Exercise: Please retype the stretch of the material from the line that contains "checkbox-icon — [636, 398, 647, 409]" through the line that contains "checkbox-label: Middle — [67, 394, 109, 409]", character for character.

#####

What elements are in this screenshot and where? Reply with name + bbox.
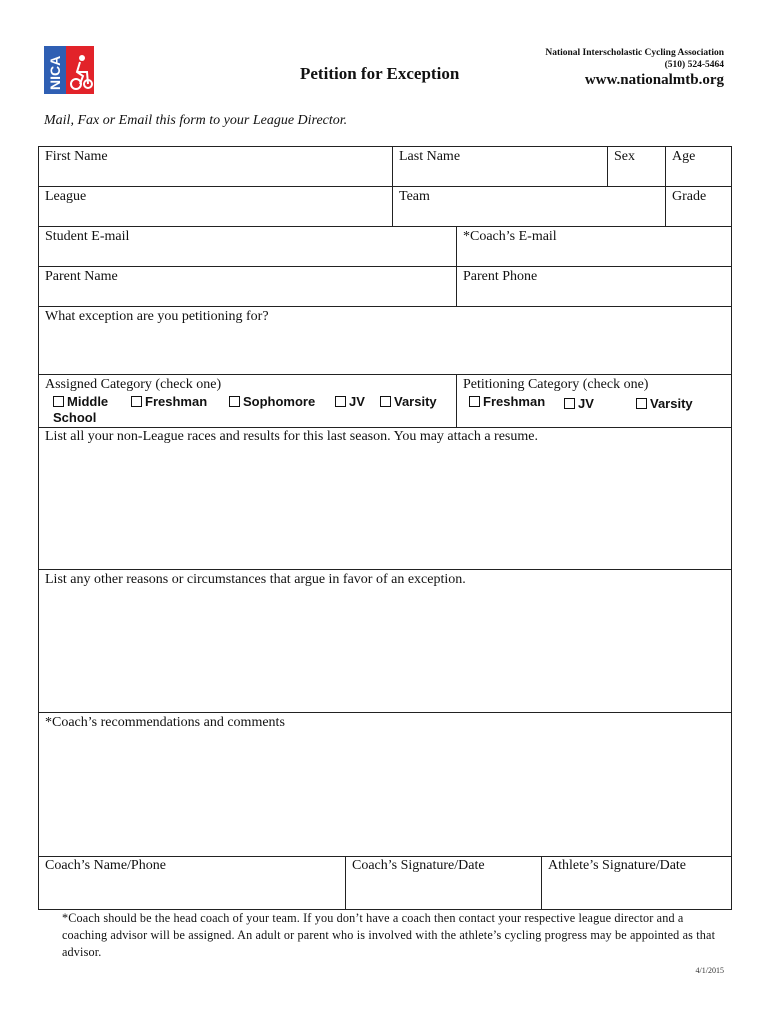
checkbox-icon — [636, 398, 647, 409]
athlete-signature-field[interactable]: Athlete’s Signature/Date — [548, 858, 687, 873]
parent-phone-field[interactable]: Parent Phone — [463, 269, 538, 284]
petition-freshman-checkbox[interactable] — [469, 394, 545, 409]
form-table — [38, 146, 732, 910]
assigned-category-label: Assigned Category (check one) — [45, 377, 222, 392]
col-divider — [456, 226, 457, 306]
logo-text: NICA — [47, 55, 63, 90]
checkbox-label: Middle — [67, 394, 109, 409]
races-results-field[interactable]: List all your non-League races and results for this last season. You may attach a resume. — [45, 429, 538, 444]
grade-field[interactable]: Grade — [672, 189, 707, 204]
instructions: Mail, Fax or Email this form to your League Director. — [44, 113, 348, 128]
coach-signature-field[interactable]: Coach’s Signature/Date — [352, 858, 485, 873]
sex-field[interactable]: Sex — [614, 149, 635, 164]
petition-jv-checkbox[interactable] — [564, 396, 594, 411]
col-divider — [392, 146, 393, 226]
checkbox-label: Varsity — [650, 396, 693, 411]
parent-name-field[interactable]: Parent Name — [45, 269, 118, 284]
row-divider — [38, 306, 732, 307]
assigned-varsity-checkbox[interactable] — [380, 394, 437, 409]
website-link[interactable]: www.nationalmtb.org — [584, 72, 724, 88]
first-name-field[interactable]: First Name — [45, 149, 108, 164]
nica-logo — [44, 46, 94, 94]
row-divider — [38, 856, 732, 857]
checkbox-label: Sophomore — [243, 394, 316, 409]
exception-question-field[interactable]: What exception are you petitioning for? — [45, 309, 269, 324]
assigned-sophomore-checkbox[interactable] — [229, 394, 315, 409]
row-divider — [38, 226, 732, 227]
row-divider — [38, 427, 732, 428]
checkbox-icon — [131, 396, 142, 407]
age-field[interactable]: Age — [672, 149, 696, 164]
coach-comments-field[interactable]: *Coach’s recommendations and comments — [45, 715, 285, 730]
org-info — [545, 47, 724, 71]
assigned-middle-checkbox[interactable] — [53, 394, 108, 409]
row-divider — [38, 374, 732, 375]
checkbox-icon — [469, 396, 480, 407]
checkbox-icon — [229, 396, 240, 407]
team-field[interactable]: Team — [399, 189, 430, 204]
row-divider — [38, 712, 732, 713]
checkbox-label: JV — [349, 394, 365, 409]
checkbox-icon — [53, 396, 64, 407]
assigned-middle-wrap: School — [53, 410, 97, 425]
last-name-field[interactable]: Last Name — [399, 149, 461, 164]
checkbox-label: Freshman — [483, 394, 546, 409]
checkbox-label: Varsity — [394, 394, 437, 409]
col-divider — [541, 856, 542, 910]
footnote: *Coach should be the head coach of your team. If you don’t have a coach then contact your respective league director and a coaching advisor will be assigned. An adult or parent who is involved with the athlete’s cycling progress may be appointed as that advisor. — [62, 911, 716, 959]
col-divider — [345, 856, 346, 910]
assigned-freshman-checkbox[interactable] — [131, 394, 207, 409]
assigned-jv-checkbox[interactable] — [335, 394, 365, 409]
row-divider — [38, 186, 732, 187]
checkbox-icon — [380, 396, 391, 407]
org-name: National Interscholastic Cycling Association — [545, 48, 724, 58]
form-title: Petition for Exception — [300, 64, 460, 83]
col-divider — [607, 146, 608, 186]
row-divider — [38, 569, 732, 570]
col-divider — [456, 374, 457, 427]
coach-email-field[interactable]: *Coach’s E-mail — [463, 229, 557, 244]
checkbox-icon — [335, 396, 346, 407]
league-field[interactable]: League — [45, 189, 87, 204]
row-divider — [38, 266, 732, 267]
checkbox-label: Freshman — [145, 394, 208, 409]
revision-date: 4/1/2015 — [695, 966, 724, 975]
other-reasons-field[interactable]: List any other reasons or circumstances that argue in favor of an exception. — [45, 572, 466, 587]
student-email-field[interactable]: Student E-mail — [45, 229, 130, 244]
coach-name-phone-field[interactable]: Coach’s Name/Phone — [45, 858, 166, 873]
checkbox-icon — [564, 398, 575, 409]
petitioning-category-label: Petitioning Category (check one) — [463, 377, 649, 392]
org-phone: (510) 524-5464 — [664, 60, 724, 70]
petition-varsity-checkbox[interactable] — [636, 396, 693, 411]
checkbox-label: JV — [578, 396, 594, 411]
col-divider — [665, 146, 666, 226]
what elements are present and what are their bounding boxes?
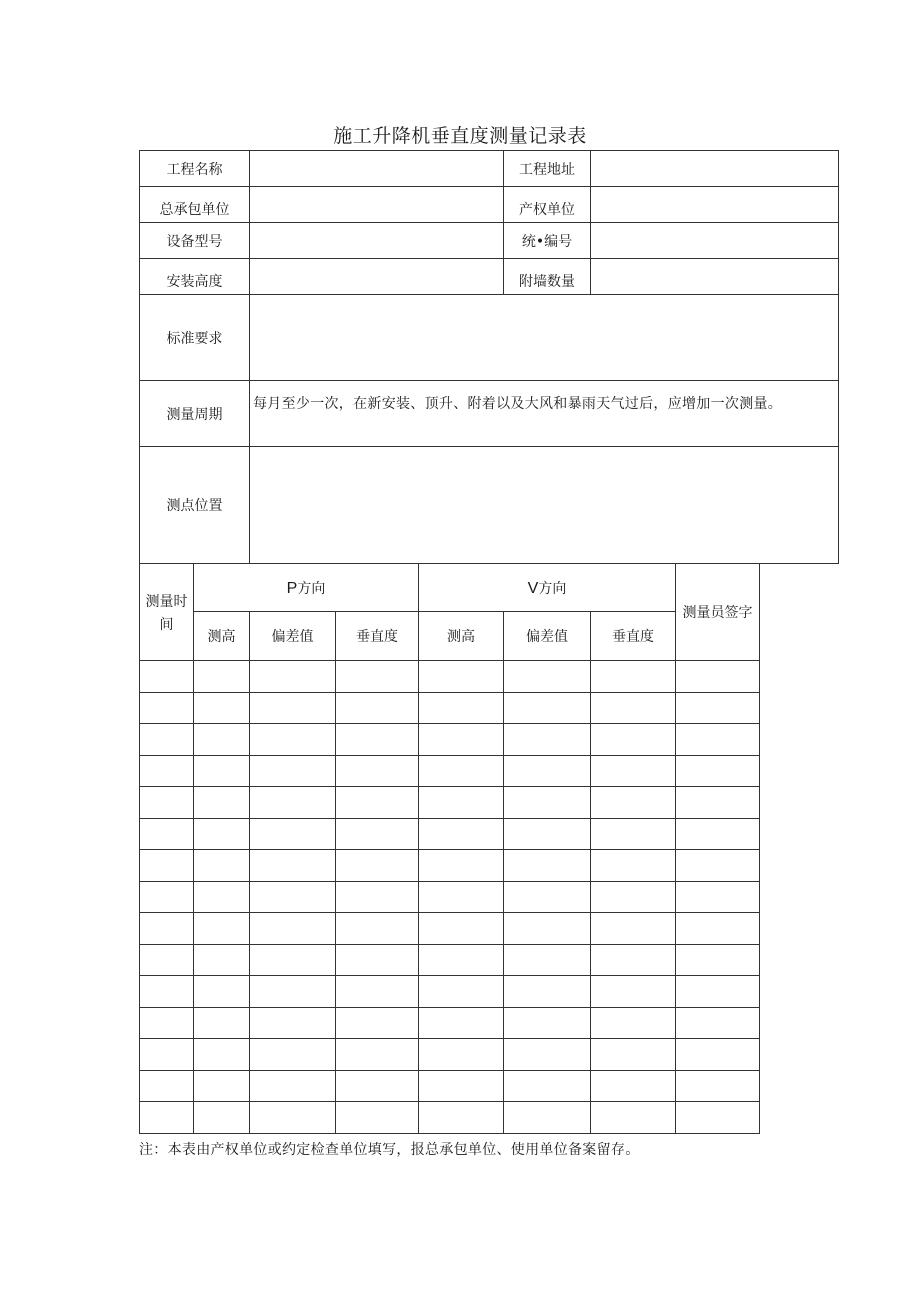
contractor-label: 总承包单位: [140, 187, 250, 223]
p-deviation-cell[interactable]: [250, 661, 336, 693]
footnote: 注：本表由产权单位或约定检查单位填写，报总承包单位、使用单位备案留存。: [139, 1142, 640, 1158]
p-verticality-cell[interactable]: [336, 850, 419, 882]
model-label: 设备型号: [140, 223, 250, 259]
p-deviation-cell[interactable]: [250, 755, 336, 787]
measurement-row: [140, 881, 839, 913]
contractor-field[interactable]: [250, 187, 504, 223]
measurement-row: [140, 976, 839, 1008]
v-verticality-cell[interactable]: [591, 1102, 676, 1134]
v-verticality-cell[interactable]: [591, 850, 676, 882]
signature-cell[interactable]: [676, 850, 760, 882]
p-verticality-cell[interactable]: [336, 818, 419, 850]
signature-cell[interactable]: [676, 1070, 760, 1102]
p-deviation-cell[interactable]: [250, 1102, 336, 1134]
measurement-row: [140, 661, 839, 693]
time-cell[interactable]: [140, 976, 194, 1008]
measurement-row: [140, 692, 839, 724]
p-deviation-cell[interactable]: [250, 1007, 336, 1039]
p-height-cell[interactable]: [194, 944, 250, 976]
p-verticality-cell[interactable]: [336, 881, 419, 913]
standard-label: 标准要求: [140, 295, 250, 381]
time-cell[interactable]: [140, 787, 194, 819]
time-cell[interactable]: [140, 724, 194, 756]
v-deviation-cell[interactable]: [504, 1070, 591, 1102]
wall-ties-label: 附墙数量: [504, 259, 591, 295]
standard-field[interactable]: [250, 295, 839, 381]
time-cell[interactable]: [140, 1039, 194, 1071]
signature-cell[interactable]: [676, 976, 760, 1008]
p-verticality-cell[interactable]: [336, 944, 419, 976]
p-height-cell[interactable]: [194, 850, 250, 882]
v-deviation-cell[interactable]: [504, 913, 591, 945]
time-cell[interactable]: [140, 1070, 194, 1102]
p-height-cell[interactable]: [194, 1102, 250, 1134]
v-verticality-header: 垂直度: [591, 612, 676, 661]
period-label: 测量周期: [140, 381, 250, 447]
form-title: 施工升降机垂直度测量记录表: [333, 125, 587, 147]
measurement-row: [140, 850, 839, 882]
v-height-cell[interactable]: [419, 661, 504, 693]
p-verticality-cell[interactable]: [336, 787, 419, 819]
v-deviation-cell[interactable]: [504, 818, 591, 850]
p-verticality-cell[interactable]: [336, 661, 419, 693]
project-address-field[interactable]: [591, 151, 839, 187]
v-deviation-cell[interactable]: [504, 976, 591, 1008]
v-height-cell[interactable]: [419, 913, 504, 945]
v-height-cell[interactable]: [419, 1039, 504, 1071]
signature-cell[interactable]: [676, 1007, 760, 1039]
install-height-field[interactable]: [250, 259, 504, 295]
v-verticality-cell[interactable]: [591, 913, 676, 945]
time-cell[interactable]: [140, 692, 194, 724]
signature-cell[interactable]: [676, 724, 760, 756]
owner-field[interactable]: [591, 187, 839, 223]
signature-cell[interactable]: [676, 661, 760, 693]
p-direction-header: [194, 564, 419, 612]
signature-cell[interactable]: [676, 755, 760, 787]
signature-cell[interactable]: [676, 818, 760, 850]
v-verticality-cell[interactable]: [591, 976, 676, 1008]
p-height-cell[interactable]: [194, 913, 250, 945]
v-deviation-cell[interactable]: [504, 1039, 591, 1071]
p-height-cell[interactable]: [194, 1039, 250, 1071]
p-height-cell[interactable]: [194, 661, 250, 693]
measurement-row: [140, 724, 839, 756]
p-deviation-cell[interactable]: [250, 913, 336, 945]
p-verticality-header: 垂直度: [336, 612, 419, 661]
time-cell[interactable]: [140, 850, 194, 882]
time-cell[interactable]: [140, 944, 194, 976]
p-verticality-cell[interactable]: [336, 724, 419, 756]
p-deviation-cell[interactable]: [250, 881, 336, 913]
v-height-cell[interactable]: [419, 692, 504, 724]
serial-label: 统•编号: [504, 223, 591, 259]
v-verticality-cell[interactable]: [591, 661, 676, 693]
p-verticality-cell[interactable]: [336, 1102, 419, 1134]
measurement-row: [140, 1007, 839, 1039]
time-header: 测量时间: [140, 564, 194, 661]
v-deviation-cell[interactable]: [504, 1007, 591, 1039]
period-text: 每月至少一次，在新安装、顶升、附着以及大风和暴雨天气过后，应增加一次测量。: [250, 381, 839, 447]
v-height-cell[interactable]: [419, 1102, 504, 1134]
v-deviation-cell[interactable]: [504, 692, 591, 724]
measurement-row: [140, 1070, 839, 1102]
p-deviation-cell[interactable]: [250, 1070, 336, 1102]
p-height-cell[interactable]: [194, 818, 250, 850]
v-height-cell[interactable]: [419, 724, 504, 756]
v-height-cell[interactable]: [419, 755, 504, 787]
p-deviation-header: 偏差值: [250, 612, 336, 661]
v-height-cell[interactable]: [419, 944, 504, 976]
measurement-row: [140, 913, 839, 945]
v-height-cell[interactable]: [419, 850, 504, 882]
p-deviation-cell[interactable]: [250, 976, 336, 1008]
time-cell[interactable]: [140, 818, 194, 850]
p-height-cell[interactable]: [194, 787, 250, 819]
p-height-cell[interactable]: [194, 724, 250, 756]
measurement-row: [140, 1039, 839, 1071]
p-verticality-cell[interactable]: [336, 1070, 419, 1102]
p-verticality-cell[interactable]: [336, 913, 419, 945]
v-verticality-cell[interactable]: [591, 1070, 676, 1102]
v-deviation-cell[interactable]: [504, 755, 591, 787]
p-height-cell[interactable]: [194, 1070, 250, 1102]
v-verticality-cell[interactable]: [591, 818, 676, 850]
v-verticality-cell[interactable]: [591, 724, 676, 756]
p-direction-letter: P: [286, 579, 298, 597]
measurement-row: [140, 818, 839, 850]
v-verticality-cell[interactable]: [591, 944, 676, 976]
time-cell[interactable]: [140, 913, 194, 945]
owner-label: 产权单位: [504, 187, 591, 223]
p-deviation-cell[interactable]: [250, 944, 336, 976]
v-verticality-cell[interactable]: [591, 881, 676, 913]
v-direction-header: [419, 564, 676, 612]
v-height-cell[interactable]: [419, 787, 504, 819]
v-deviation-cell[interactable]: [504, 787, 591, 819]
v-height-cell[interactable]: [419, 976, 504, 1008]
signature-cell[interactable]: [676, 692, 760, 724]
v-verticality-cell[interactable]: [591, 787, 676, 819]
p-verticality-cell[interactable]: [336, 755, 419, 787]
project-address-label: 工程地址: [504, 151, 591, 187]
model-field[interactable]: [250, 223, 504, 259]
signature-cell[interactable]: [676, 913, 760, 945]
v-verticality-cell[interactable]: [591, 1007, 676, 1039]
p-verticality-cell[interactable]: [336, 1039, 419, 1071]
v-height-cell[interactable]: [419, 881, 504, 913]
points-field[interactable]: [250, 447, 839, 564]
v-direction-suffix: 方向: [538, 580, 567, 597]
p-verticality-cell[interactable]: [336, 692, 419, 724]
p-verticality-cell[interactable]: [336, 976, 419, 1008]
signature-cell[interactable]: [676, 1039, 760, 1071]
p-deviation-cell[interactable]: [250, 787, 336, 819]
v-height-cell[interactable]: [419, 1070, 504, 1102]
time-cell[interactable]: [140, 755, 194, 787]
v-height-header: 测高: [419, 612, 504, 661]
v-height-cell[interactable]: [419, 818, 504, 850]
wall-ties-field[interactable]: [591, 259, 839, 295]
p-verticality-cell[interactable]: [336, 1007, 419, 1039]
p-deviation-cell[interactable]: [250, 850, 336, 882]
p-deviation-cell[interactable]: [250, 1039, 336, 1071]
measurement-row: [140, 787, 839, 819]
p-height-cell[interactable]: [194, 755, 250, 787]
p-direction-suffix: 方向: [297, 580, 326, 597]
v-verticality-cell[interactable]: [591, 755, 676, 787]
signature-header: 测量员签字: [676, 564, 760, 661]
measurement-row: [140, 944, 839, 976]
p-height-cell[interactable]: [194, 881, 250, 913]
signature-cell[interactable]: [676, 1102, 760, 1134]
measurement-record-table: [139, 150, 839, 1134]
v-deviation-cell[interactable]: [504, 661, 591, 693]
p-deviation-cell[interactable]: [250, 724, 336, 756]
v-deviation-cell[interactable]: [504, 944, 591, 976]
v-deviation-cell[interactable]: [504, 881, 591, 913]
serial-field[interactable]: [591, 223, 839, 259]
v-direction-letter: V: [527, 579, 539, 597]
signature-cell[interactable]: [676, 881, 760, 913]
p-height-cell[interactable]: [194, 692, 250, 724]
signature-cell[interactable]: [676, 944, 760, 976]
v-deviation-cell[interactable]: [504, 1102, 591, 1134]
time-cell[interactable]: [140, 1102, 194, 1134]
time-cell[interactable]: [140, 1007, 194, 1039]
p-deviation-cell[interactable]: [250, 692, 336, 724]
v-deviation-header: 偏差值: [504, 612, 591, 661]
v-deviation-cell[interactable]: [504, 724, 591, 756]
v-verticality-cell[interactable]: [591, 1039, 676, 1071]
project-name-field[interactable]: [250, 151, 504, 187]
measurement-row: [140, 1102, 839, 1134]
p-deviation-cell[interactable]: [250, 818, 336, 850]
signature-cell[interactable]: [676, 787, 760, 819]
v-verticality-cell[interactable]: [591, 692, 676, 724]
measurement-row: [140, 755, 839, 787]
time-cell[interactable]: [140, 881, 194, 913]
time-cell[interactable]: [140, 661, 194, 693]
project-name-label: 工程名称: [140, 151, 250, 187]
install-height-label: 安装高度: [140, 259, 250, 295]
v-height-cell[interactable]: [419, 1007, 504, 1039]
v-deviation-cell[interactable]: [504, 850, 591, 882]
points-label: 测点位置: [140, 447, 250, 564]
p-height-cell[interactable]: [194, 976, 250, 1008]
p-height-header: 测高: [194, 612, 250, 661]
p-height-cell[interactable]: [194, 1007, 250, 1039]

#####

Written solution:
checkbox-icon — [636, 398, 647, 409]
athlete-signature-field[interactable]: Athlete’s Signature/Date — [548, 858, 687, 873]
parent-phone-field[interactable]: Parent Phone — [463, 269, 538, 284]
petition-freshman-checkbox[interactable] — [469, 394, 545, 409]
form-table — [38, 146, 732, 910]
assigned-category-label: Assigned Category (check one) — [45, 377, 222, 392]
col-divider — [456, 226, 457, 306]
logo-text: NICA — [47, 55, 63, 90]
checkbox-label: Middle — [67, 394, 109, 409]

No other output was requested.